WHAT TO PRODUCE ▸
Lines containing the word "power" should be extracted in full.

MATERIAL PROVIDED ▸

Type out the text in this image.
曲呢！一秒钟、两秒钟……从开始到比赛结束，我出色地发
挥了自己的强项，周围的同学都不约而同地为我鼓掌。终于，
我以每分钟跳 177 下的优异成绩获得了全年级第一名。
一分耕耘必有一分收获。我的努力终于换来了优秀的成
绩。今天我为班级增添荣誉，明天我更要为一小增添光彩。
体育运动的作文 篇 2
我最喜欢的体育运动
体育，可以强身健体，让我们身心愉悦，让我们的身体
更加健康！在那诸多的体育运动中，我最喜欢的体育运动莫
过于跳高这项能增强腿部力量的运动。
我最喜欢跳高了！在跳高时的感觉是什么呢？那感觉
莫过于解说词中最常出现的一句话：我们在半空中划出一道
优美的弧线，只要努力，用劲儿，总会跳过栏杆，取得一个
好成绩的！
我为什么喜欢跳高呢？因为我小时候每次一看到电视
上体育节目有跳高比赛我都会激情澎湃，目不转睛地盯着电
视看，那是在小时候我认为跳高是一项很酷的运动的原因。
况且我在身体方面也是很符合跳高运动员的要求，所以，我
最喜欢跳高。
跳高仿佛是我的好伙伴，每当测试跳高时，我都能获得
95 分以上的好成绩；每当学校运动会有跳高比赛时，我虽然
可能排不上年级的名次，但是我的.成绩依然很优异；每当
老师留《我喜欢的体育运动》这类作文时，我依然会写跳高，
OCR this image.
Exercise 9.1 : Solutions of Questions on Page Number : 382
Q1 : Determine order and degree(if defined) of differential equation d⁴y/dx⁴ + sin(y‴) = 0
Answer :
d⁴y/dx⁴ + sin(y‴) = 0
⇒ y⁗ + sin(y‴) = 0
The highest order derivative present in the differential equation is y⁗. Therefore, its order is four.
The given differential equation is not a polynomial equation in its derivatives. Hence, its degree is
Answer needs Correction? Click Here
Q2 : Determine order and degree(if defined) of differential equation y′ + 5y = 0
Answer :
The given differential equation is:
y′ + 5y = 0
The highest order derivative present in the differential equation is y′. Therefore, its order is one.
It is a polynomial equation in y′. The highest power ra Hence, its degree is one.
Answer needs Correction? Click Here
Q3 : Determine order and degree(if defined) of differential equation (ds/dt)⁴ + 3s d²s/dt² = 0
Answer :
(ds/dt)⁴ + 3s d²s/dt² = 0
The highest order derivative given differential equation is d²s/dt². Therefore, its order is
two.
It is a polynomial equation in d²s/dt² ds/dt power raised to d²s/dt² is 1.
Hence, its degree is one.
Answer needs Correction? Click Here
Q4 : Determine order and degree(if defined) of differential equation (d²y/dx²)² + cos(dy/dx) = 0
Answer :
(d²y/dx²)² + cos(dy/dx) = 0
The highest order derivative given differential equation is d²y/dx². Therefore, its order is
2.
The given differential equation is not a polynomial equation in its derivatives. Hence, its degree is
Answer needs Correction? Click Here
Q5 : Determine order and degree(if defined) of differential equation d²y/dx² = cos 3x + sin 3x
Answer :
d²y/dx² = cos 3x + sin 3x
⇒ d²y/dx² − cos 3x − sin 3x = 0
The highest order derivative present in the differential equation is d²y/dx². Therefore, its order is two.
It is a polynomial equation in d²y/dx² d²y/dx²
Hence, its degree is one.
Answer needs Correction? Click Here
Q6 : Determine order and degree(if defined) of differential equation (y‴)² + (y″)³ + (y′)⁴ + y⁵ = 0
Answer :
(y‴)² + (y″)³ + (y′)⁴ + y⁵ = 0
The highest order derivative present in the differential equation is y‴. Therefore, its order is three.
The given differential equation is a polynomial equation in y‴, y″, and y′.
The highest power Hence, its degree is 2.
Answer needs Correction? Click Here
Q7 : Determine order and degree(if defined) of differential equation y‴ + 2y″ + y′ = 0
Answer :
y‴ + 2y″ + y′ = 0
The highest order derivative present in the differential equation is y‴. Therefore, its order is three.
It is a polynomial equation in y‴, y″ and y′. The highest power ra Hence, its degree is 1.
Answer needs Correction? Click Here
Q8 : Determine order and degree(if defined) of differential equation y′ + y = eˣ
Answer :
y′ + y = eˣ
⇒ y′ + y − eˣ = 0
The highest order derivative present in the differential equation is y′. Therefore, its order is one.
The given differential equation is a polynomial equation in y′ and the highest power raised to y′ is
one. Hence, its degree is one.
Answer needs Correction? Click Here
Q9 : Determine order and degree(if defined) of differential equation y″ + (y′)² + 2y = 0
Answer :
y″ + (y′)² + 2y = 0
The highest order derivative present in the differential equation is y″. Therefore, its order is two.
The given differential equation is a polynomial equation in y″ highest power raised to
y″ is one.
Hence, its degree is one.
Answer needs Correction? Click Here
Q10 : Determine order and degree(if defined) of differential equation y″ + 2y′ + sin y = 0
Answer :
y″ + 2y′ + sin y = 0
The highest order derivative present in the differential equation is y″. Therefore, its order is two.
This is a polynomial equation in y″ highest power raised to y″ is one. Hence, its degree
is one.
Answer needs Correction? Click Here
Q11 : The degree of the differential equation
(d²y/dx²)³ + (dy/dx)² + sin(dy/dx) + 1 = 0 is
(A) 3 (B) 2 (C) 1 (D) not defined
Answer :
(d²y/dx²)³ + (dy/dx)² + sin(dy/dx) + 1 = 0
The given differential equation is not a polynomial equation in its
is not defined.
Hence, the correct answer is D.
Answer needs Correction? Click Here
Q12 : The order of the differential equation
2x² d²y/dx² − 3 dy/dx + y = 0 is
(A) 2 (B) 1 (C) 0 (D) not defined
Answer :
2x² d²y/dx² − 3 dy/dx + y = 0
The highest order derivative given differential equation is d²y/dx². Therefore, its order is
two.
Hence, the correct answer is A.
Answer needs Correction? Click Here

CORRECT OUTPUT ▸
It is a polynomial equation in y′. The highest power ra Hence, its degree is one.
It is a polynomial equation in d²s/dt² ds/dt power raised to d²s/dt² is 1.
The highest power Hence, its degree is 2.
It is a polynomial equation in y‴, y″ and y′. The highest power ra Hence, its degree is 1.
The given differential equation is a polynomial equation in y′ and the highest power raised to y′ is
The given differential equation is a polynomial equation in y″ highest power raised to
This is a polynomial equation in y″ highest power raised to y″ is one. Hence, its degree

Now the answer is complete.